Each line containing the word "should" must be reported.

▸ **Entries provided**
..........
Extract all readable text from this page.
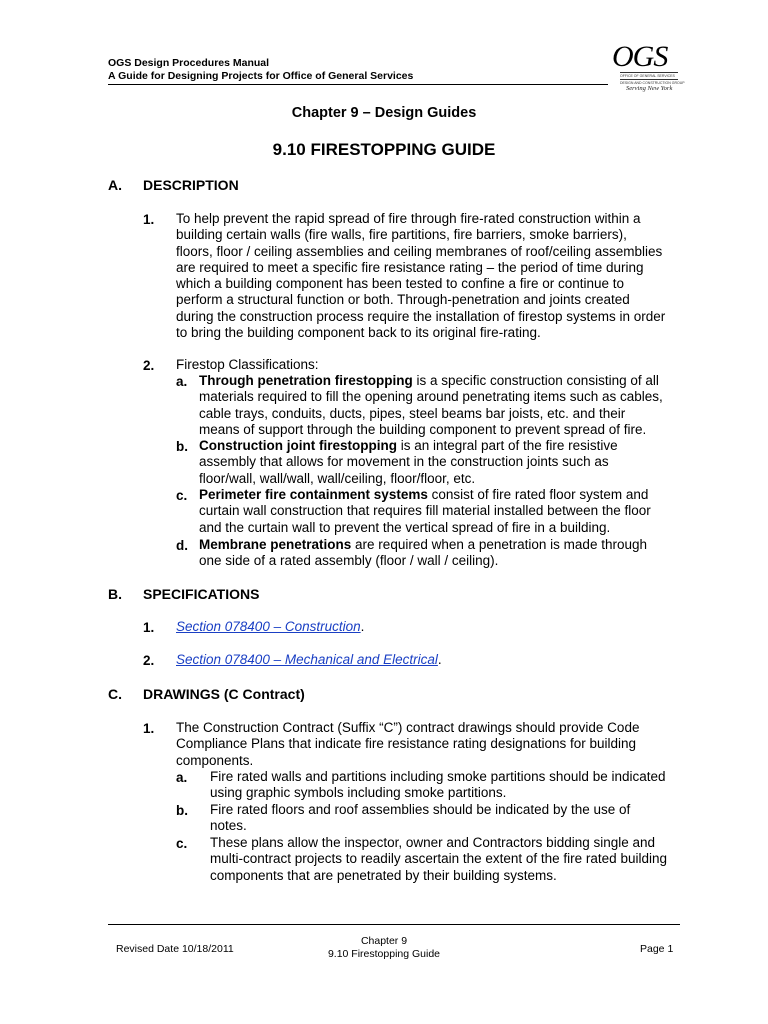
OGS Design Procedures Manual
A Guide for Designing Projects for Office of General Services
OGS
OFFICE OF GENERAL SERVICES
DESIGN AND CONSTRUCTION GROUP
Serving New York
Chapter 9 – Design Guides
9.10 FIRESTOPPING GUIDE
A. DESCRIPTION
1. To help prevent the rapid spread of fire through fire-rated construction within a
building certain walls (fire walls, fire partitions, fire barriers, smoke barriers),
floors, floor / ceiling assemblies and ceiling membranes of roof/ceiling assemblies
are required to meet a specific fire resistance rating – the period of time during
which a building component has been tested to confine a fire or continue to
perform a structural function or both. Through-penetration and joints created
during the construction process require the installation of firestop systems in order
to bring the building component back to its original fire-rating.
2. Firestop Classifications:
a. Through penetration firestopping is a specific construction consisting of all
materials required to fill the opening around penetrating items such as cables,
cable trays, conduits, ducts, pipes, steel beams bar joists, etc. and their
means of support through the building component to prevent spread of fire.
b. Construction joint firestopping is an integral part of the fire resistive
assembly that allows for movement in the construction joints such as
floor/wall, wall/wall, wall/ceiling, floor/floor, etc.
c. Perimeter fire containment systems consist of fire rated floor system and
curtain wall construction that requires fill material installed between the floor
and the curtain wall to prevent the vertical spread of fire in a building.
d. Membrane penetrations are required when a penetration is made through
one side of a rated assembly (floor / wall / ceiling).
B. SPECIFICATIONS
1. Section 078400 – Construction.
2. Section 078400 – Mechanical and Electrical.
C. DRAWINGS (C Contract)
1. The Construction Contract (Suffix “C”) contract drawings should provide Code
Compliance Plans that indicate fire resistance rating designations for building
components.
a. Fire rated walls and partitions including smoke partitions should be indicated
using graphic symbols including smoke partitions.
b. Fire rated floors and roof assemblies should be indicated by the use of
notes.
c. These plans allow the inspector, owner and Contractors bidding single and
multi-contract projects to readily ascertain the extent of the fire rated building
components that are penetrated by their building systems.
Revised Date 10/18/2011
Chapter 9
9.10 Firestopping Guide	Page 1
..........
▸ **Expected answer**
1. The Construction Contract (Suffix “C”) contract drawings should provide Code
a. Fire rated walls and partitions including smoke partitions should be indicated
b. Fire rated floors and roof assemblies should be indicated by the use of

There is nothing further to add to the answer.